WHAT NEEDS TO BE DONE:
Sort through the data and copy the lines holding the word "terms".

:: ENTRIES ::

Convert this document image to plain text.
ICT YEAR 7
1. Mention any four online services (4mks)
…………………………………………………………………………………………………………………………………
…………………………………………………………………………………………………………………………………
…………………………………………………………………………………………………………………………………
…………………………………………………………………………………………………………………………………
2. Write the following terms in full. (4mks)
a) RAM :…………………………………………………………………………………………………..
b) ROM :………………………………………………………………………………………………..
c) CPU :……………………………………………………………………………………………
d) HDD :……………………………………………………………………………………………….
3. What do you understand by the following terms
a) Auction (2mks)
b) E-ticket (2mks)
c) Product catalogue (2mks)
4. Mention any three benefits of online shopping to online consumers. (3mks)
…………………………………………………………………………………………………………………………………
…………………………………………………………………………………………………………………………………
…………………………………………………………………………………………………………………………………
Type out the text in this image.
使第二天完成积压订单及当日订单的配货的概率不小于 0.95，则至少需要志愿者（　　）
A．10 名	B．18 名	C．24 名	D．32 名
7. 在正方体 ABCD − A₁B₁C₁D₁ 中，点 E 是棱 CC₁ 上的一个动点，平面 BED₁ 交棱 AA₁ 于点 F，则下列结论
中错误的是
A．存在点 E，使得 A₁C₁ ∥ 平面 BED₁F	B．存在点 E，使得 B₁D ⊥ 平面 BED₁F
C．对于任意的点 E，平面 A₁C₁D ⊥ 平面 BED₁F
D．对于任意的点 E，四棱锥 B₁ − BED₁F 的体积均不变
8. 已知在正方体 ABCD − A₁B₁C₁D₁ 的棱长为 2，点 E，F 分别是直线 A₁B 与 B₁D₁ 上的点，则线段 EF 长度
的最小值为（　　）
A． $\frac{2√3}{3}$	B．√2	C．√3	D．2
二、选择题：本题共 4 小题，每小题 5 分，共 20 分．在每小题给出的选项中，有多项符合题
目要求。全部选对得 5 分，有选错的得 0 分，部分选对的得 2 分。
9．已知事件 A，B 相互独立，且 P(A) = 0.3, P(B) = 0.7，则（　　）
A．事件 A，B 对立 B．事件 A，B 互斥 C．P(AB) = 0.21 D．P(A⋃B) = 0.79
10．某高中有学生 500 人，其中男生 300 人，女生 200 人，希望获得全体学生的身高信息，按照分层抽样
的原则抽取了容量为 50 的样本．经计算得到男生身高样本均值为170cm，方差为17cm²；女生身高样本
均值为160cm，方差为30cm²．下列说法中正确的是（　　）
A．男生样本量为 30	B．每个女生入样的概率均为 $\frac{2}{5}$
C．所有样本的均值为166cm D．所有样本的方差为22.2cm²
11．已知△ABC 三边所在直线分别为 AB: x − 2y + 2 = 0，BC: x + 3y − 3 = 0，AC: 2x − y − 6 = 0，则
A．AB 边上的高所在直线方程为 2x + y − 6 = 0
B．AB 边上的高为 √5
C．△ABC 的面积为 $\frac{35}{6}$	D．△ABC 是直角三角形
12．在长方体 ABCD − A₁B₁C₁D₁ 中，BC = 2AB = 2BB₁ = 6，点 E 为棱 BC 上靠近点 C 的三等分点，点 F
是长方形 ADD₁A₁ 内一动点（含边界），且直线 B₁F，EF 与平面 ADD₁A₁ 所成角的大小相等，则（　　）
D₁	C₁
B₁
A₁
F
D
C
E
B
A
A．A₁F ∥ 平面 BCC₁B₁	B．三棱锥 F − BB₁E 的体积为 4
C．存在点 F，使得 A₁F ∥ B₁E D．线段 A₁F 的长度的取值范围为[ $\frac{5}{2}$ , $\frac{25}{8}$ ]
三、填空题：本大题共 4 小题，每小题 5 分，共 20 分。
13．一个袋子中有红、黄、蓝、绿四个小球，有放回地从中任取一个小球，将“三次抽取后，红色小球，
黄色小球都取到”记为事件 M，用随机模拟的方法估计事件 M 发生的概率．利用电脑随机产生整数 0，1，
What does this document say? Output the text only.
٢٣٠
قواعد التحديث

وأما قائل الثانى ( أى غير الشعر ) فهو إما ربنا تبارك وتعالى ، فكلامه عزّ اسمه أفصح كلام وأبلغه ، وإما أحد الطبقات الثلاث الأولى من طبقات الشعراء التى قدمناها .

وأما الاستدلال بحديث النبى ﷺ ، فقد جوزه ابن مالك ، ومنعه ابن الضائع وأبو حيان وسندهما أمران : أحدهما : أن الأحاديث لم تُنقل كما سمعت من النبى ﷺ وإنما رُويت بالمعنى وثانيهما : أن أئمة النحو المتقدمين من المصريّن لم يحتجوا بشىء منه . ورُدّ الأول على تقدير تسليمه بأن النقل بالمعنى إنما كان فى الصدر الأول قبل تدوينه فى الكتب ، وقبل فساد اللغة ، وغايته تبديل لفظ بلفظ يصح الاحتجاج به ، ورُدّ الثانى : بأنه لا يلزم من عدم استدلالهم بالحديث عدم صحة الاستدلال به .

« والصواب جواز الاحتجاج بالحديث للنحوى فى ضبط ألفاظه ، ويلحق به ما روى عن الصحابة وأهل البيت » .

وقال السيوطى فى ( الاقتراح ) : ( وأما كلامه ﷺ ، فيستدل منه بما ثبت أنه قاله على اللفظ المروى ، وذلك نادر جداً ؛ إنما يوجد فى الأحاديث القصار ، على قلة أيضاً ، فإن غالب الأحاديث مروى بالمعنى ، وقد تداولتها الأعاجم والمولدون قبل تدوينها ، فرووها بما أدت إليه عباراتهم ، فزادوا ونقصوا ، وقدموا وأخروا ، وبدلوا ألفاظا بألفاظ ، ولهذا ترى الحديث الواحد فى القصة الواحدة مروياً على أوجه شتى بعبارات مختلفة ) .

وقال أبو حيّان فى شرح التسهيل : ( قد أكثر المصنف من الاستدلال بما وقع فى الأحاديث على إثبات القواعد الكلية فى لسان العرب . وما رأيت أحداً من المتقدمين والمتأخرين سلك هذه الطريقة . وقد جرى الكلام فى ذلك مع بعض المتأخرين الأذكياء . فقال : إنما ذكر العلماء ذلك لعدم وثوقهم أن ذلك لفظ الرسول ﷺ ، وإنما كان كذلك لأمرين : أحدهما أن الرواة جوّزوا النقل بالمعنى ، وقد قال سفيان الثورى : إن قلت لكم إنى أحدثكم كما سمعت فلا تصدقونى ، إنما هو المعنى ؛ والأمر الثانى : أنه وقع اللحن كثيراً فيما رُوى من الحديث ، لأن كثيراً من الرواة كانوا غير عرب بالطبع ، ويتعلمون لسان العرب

:::

THE COMPLETED TASK:
2. Write the following terms in full. (4mks)
3. What do you understand by the following terms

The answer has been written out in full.